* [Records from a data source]
☆ ☆ ☆ ☆
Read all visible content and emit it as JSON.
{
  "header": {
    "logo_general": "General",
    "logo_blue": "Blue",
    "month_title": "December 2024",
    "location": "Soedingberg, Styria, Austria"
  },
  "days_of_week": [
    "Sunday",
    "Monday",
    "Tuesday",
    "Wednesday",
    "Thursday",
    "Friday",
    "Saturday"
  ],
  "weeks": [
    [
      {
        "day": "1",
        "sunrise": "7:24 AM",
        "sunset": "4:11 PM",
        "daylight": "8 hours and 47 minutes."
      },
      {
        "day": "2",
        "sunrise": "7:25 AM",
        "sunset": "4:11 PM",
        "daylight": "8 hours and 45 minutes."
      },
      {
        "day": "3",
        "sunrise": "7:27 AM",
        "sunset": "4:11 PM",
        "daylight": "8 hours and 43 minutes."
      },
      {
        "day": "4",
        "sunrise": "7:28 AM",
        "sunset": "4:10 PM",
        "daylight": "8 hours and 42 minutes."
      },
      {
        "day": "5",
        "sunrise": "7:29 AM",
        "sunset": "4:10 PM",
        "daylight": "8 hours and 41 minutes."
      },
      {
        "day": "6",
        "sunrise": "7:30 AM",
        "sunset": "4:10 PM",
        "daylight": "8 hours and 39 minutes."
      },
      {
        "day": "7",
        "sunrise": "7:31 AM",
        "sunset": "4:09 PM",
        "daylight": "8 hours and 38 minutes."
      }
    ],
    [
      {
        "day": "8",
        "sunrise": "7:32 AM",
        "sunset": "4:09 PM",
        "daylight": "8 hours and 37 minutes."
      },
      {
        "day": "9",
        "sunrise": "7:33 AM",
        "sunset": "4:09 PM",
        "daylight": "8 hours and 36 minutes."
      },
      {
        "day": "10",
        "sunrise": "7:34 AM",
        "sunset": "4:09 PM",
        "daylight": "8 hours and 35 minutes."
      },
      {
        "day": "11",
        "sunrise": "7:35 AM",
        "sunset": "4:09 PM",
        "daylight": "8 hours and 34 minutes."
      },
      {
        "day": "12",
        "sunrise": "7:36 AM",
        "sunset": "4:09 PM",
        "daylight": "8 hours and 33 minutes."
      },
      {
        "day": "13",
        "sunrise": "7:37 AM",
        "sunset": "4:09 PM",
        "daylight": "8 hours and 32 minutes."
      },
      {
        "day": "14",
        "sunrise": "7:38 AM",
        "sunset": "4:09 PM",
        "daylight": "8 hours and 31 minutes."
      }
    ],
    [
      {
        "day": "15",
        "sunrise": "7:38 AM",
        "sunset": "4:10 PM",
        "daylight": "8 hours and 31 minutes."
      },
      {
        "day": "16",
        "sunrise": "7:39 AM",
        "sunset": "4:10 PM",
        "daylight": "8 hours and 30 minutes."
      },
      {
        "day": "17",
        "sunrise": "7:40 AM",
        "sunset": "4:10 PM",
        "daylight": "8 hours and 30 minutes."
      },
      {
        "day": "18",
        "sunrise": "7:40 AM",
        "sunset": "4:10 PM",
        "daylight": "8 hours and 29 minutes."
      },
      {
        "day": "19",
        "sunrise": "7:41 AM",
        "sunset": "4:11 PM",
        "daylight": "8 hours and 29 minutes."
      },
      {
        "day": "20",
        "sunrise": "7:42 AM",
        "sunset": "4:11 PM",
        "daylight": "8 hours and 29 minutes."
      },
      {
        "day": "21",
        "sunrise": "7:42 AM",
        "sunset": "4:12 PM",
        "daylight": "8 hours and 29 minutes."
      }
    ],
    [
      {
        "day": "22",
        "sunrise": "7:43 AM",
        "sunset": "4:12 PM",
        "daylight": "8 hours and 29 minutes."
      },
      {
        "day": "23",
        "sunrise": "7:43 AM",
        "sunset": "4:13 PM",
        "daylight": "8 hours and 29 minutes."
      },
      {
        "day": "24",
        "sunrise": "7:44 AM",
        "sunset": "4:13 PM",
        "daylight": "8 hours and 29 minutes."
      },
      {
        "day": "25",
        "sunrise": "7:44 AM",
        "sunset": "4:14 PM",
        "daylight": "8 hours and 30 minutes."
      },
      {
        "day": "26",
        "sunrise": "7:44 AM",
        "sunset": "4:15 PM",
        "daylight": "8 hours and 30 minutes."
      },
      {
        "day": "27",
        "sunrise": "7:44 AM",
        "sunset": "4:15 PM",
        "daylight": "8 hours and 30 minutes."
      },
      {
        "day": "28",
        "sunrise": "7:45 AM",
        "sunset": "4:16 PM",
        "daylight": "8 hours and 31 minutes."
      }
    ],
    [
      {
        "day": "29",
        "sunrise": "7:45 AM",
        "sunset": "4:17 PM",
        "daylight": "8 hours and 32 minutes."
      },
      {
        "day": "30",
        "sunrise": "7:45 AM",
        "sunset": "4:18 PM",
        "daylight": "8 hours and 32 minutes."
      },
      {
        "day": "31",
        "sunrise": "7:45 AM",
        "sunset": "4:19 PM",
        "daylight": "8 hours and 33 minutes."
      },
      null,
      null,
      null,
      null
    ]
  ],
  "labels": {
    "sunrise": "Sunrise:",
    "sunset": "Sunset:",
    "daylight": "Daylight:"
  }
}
☆ ☆ ☆ ☆
* [Instructions to follow]
Write out all records exactly, keeping every detail.

* [Answer to this exercise]
Read all visible content and emit it as JSON.
{
  "header": {
    "logo_general": "General",
    "logo_blue": "Blue",
    "month_title": "December 2024",
    "location": "Soedingberg, Styria, Austria"
  },
  "days_of_week": [
    "Sunday",
    "Monday",
    "Tuesday",
    "Wednesday",
    "Thursday",
    "Friday",
    "Saturday"
  ],
  "weeks": [
    [
      {
        "day": "1",
        "sunrise": "7:24 AM",
        "sunset": "4:11 PM",
        "daylight": "8 hours and 47 minutes."
      },
      {
        "day": "2",
        "sunrise": "7:25 AM",
        "sunset": "4:11 PM",
        "daylight": "8 hours and 45 minutes."
      },
      {
        "day": "3",
        "sunrise": "7:27 AM",
        "sunset": "4:11 PM",
        "daylight": "8 hours and 43 minutes."
      },
      {
        "day": "4",
        "sunrise": "7:28 AM",
        "sunset": "4:10 PM",
        "daylight": "8 hours and 42 minutes."
      },
      {
        "day": "5",
        "sunrise": "7:29 AM",
        "sunset": "4:10 PM",
        "daylight": "8 hours and 41 minutes."
      },
      {
        "day": "6",
        "sunrise": "7:30 AM",
        "sunset": "4:10 PM",
        "daylight": "8 hours and 39 minutes."
      },
      {
        "day": "7",
        "sunrise": "7:31 AM",
        "sunset": "4:09 PM",
        "daylight": "8 hours and 38 minutes."
      }
    ],
    [
      {
        "day": "8",
        "sunrise": "7:32 AM",
        "sunset": "4:09 PM",
        "daylight": "8 hours and 37 minutes."
      },
      {
        "day": "9",
        "sunrise": "7:33 AM",
        "sunset": "4:09 PM",
        "daylight": "8 hours and 36 minutes."
      },
      {
        "day": "10",
        "sunrise": "7:34 AM",
        "sunset": "4:09 PM",
        "daylight": "8 hours and 35 minutes."
      },
      {
        "day": "11",
        "sunrise": "7:35 AM",
        "sunset": "4:09 PM",
        "daylight": "8 hours and 34 minutes."
      },
      {
        "day": "12",
        "sunrise": "7:36 AM",
        "sunset": "4:09 PM",
        "daylight": "8 hours and 33 minutes."
      },
      {
        "day": "13",
        "sunrise": "7:37 AM",
        "sunset": "4:09 PM",
        "daylight": "8 hours and 32 minutes."
      },
      {
        "day": "14",
        "sunrise": "7:38 AM",
        "sunset": "4:09 PM",
        "daylight": "8 hours and 31 minutes."
      }
    ],
    [
      {
        "day": "15",
        "sunrise": "7:38 AM",
        "sunset": "4:10 PM",
        "daylight": "8 hours and 31 minutes."
      },
      {
        "day": "16",
        "sunrise": "7:39 AM",
        "sunset": "4:10 PM",
        "daylight": "8 hours and 30 minutes."
      },
      {
        "day": "17",
        "sunrise": "7:40 AM",
        "sunset": "4:10 PM",
        "daylight": "8 hours and 30 minutes."
      },
      {
        "day": "18",
        "sunrise": "7:40 AM",
        "sunset": "4:10 PM",
        "daylight": "8 hours and 29 minutes."
      },
      {
        "day": "19",
        "sunrise": "7:41 AM",
        "sunset": "4:11 PM",
        "daylight": "8 hours and 29 minutes."
      },
      {
        "day": "20",
        "sunrise": "7:42 AM",
        "sunset": "4:11 PM",
        "daylight": "8 hours and 29 minutes."
      },
      {
        "day": "21",
        "sunrise": "7:42 AM",
        "sunset": "4:12 PM",
        "daylight": "8 hours and 29 minutes."
      }
    ],
    [
      {
        "day": "22",
        "sunrise": "7:43 AM",
        "sunset": "4:12 PM",
        "daylight": "8 hours and 29 minutes."
      },
      {
        "day": "23",
        "sunrise": "7:43 AM",
        "sunset": "4:13 PM",
        "daylight": "8 hours and 29 minutes."
      },
      {
        "day": "24",
        "sunrise": "7:44 AM",
        "sunset": "4:13 PM",
        "daylight": "8 hours and 29 minutes."
      },
      {
        "day": "25",
        "sunrise": "7:44 AM",
        "sunset": "4:14 PM",
        "daylight": "8 hours and 30 minutes."
      },
      {
        "day": "26",
        "sunrise": "7:44 AM",
        "sunset": "4:15 PM",
        "daylight": "8 hours and 30 minutes."
      },
      {
        "day": "27",
        "sunrise": "7:44 AM",
        "sunset": "4:15 PM",
        "daylight": "8 hours and 30 minutes."
      },
      {
        "day": "28",
        "sunrise": "7:45 AM",
        "sunset": "4:16 PM",
        "daylight": "8 hours and 31 minutes."
      }
    ],
    [
      {
        "day": "29",
        "sunrise": "7:45 AM",
        "sunset": "4:17 PM",
        "daylight": "8 hours and 32 minutes."
      },
      {
        "day": "30",
        "sunrise": "7:45 AM",
        "sunset": "4:18 PM",
        "daylight": "8 hours and 32 minutes."
      },
      {
        "day": "31",
        "sunrise": "7:45 AM",
        "sunset": "4:19 PM",
        "daylight": "8 hours and 33 minutes."
      },
      null,
      null,
      null,
      null
    ]
  ],
  "labels": {
    "sunrise": "Sunrise:",
    "sunset": "Sunset:",
    "daylight": "Daylight:"
  }
}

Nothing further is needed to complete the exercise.